------ Recorded information ------

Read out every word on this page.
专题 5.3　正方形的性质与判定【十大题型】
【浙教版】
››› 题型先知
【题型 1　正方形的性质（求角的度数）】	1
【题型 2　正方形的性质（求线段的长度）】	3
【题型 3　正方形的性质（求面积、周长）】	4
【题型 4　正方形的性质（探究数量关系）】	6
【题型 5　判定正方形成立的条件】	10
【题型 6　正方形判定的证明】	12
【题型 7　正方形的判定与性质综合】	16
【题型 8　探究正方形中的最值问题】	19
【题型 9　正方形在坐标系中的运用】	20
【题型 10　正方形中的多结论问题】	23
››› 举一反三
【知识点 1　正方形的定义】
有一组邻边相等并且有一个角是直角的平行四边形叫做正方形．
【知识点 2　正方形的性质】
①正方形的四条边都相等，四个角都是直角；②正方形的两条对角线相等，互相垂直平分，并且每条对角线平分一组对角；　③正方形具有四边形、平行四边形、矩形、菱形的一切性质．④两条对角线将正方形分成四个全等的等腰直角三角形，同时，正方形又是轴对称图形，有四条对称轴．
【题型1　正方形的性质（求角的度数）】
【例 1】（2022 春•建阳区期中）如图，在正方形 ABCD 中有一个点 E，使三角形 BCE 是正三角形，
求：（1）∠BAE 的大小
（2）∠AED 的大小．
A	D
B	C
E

------
------ Recorded information ------

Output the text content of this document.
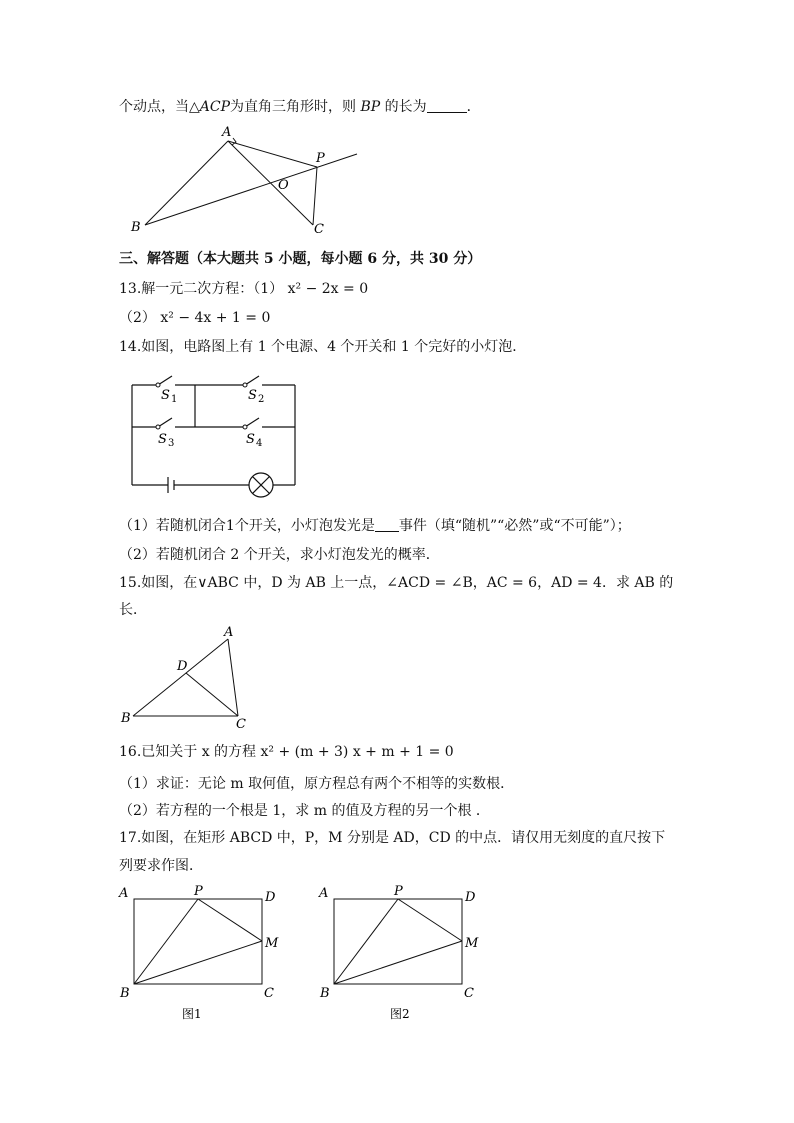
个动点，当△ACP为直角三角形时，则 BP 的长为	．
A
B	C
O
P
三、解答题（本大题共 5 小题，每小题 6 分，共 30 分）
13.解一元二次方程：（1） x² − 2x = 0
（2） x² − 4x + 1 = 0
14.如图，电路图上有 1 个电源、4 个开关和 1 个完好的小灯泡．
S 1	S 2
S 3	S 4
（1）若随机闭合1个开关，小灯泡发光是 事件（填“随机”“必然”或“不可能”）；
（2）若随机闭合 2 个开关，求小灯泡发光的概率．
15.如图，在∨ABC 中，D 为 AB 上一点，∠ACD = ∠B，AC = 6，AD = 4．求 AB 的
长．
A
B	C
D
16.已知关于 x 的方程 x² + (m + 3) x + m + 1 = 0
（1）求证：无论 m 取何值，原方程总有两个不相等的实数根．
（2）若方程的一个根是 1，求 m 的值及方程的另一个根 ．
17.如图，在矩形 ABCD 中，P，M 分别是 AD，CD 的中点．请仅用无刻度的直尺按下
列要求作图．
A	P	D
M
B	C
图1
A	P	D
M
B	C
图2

------

> [Goal of the exercise]:
Take every line containing the word "this" and copy it.

> [Result of the task]:
Read out every word on this page.
Output the text content of this document.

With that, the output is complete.